Problem to work on → All the data should come back exactly as it was given.

Records for processing →
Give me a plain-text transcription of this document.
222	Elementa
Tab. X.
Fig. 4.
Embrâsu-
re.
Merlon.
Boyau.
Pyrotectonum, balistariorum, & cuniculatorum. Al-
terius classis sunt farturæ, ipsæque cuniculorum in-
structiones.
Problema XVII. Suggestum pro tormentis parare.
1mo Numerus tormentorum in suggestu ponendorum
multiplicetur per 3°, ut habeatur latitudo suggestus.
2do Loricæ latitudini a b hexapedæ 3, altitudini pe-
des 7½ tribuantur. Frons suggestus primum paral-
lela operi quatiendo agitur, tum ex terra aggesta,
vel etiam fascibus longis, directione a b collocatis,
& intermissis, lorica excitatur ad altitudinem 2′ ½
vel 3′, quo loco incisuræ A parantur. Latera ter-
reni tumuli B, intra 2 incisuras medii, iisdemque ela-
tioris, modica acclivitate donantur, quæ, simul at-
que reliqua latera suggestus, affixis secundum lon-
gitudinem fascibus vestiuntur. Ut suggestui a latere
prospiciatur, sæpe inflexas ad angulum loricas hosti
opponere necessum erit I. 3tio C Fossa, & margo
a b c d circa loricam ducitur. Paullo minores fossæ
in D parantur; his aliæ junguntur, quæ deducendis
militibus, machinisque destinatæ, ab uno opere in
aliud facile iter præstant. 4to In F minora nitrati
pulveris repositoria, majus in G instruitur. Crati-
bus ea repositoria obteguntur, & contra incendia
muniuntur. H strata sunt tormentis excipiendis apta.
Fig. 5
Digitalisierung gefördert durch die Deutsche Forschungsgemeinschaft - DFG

Response to this task →
Give me a plain-text transcription of this document.
222	Elementa
Tab. X.
Fig. 4.
Embrâsu-
re.
Merlon.
Boyau.
Pyrotectonum, balistariorum, & cuniculatorum. Al-
terius classis sunt farturæ, ipsæque cuniculorum in-
structiones.
Problema XVII. Suggestum pro tormentis parare.
1mo Numerus tormentorum in suggestu ponendorum
multiplicetur per 3°, ut habeatur latitudo suggestus.
2do Loricæ latitudini a b hexapedæ 3, altitudini pe-
des 7½ tribuantur. Frons suggestus primum paral-
lela operi quatiendo agitur, tum ex terra aggesta,
vel etiam fascibus longis, directione a b collocatis,
& intermissis, lorica excitatur ad altitudinem 2′ ½
vel 3′, quo loco incisuræ A parantur. Latera ter-
reni tumuli B, intra 2 incisuras medii, iisdemque ela-
tioris, modica acclivitate donantur, quæ, simul at-
que reliqua latera suggestus, affixis secundum lon-
gitudinem fascibus vestiuntur. Ut suggestui a latere
prospiciatur, sæpe inflexas ad angulum loricas hosti
opponere necessum erit I. 3tio C Fossa, & margo
a b c d circa loricam ducitur. Paullo minores fossæ
in D parantur; his aliæ junguntur, quæ deducendis
militibus, machinisque destinatæ, ab uno opere in
aliud facile iter præstant. 4to In F minora nitrati
pulveris repositoria, majus in G instruitur. Crati-
bus ea repositoria obteguntur, & contra incendia
muniuntur. H strata sunt tormentis excipiendis apta.
Fig. 5
Digitalisierung gefördert durch die Deutsche Forschungsgemeinschaft - DFG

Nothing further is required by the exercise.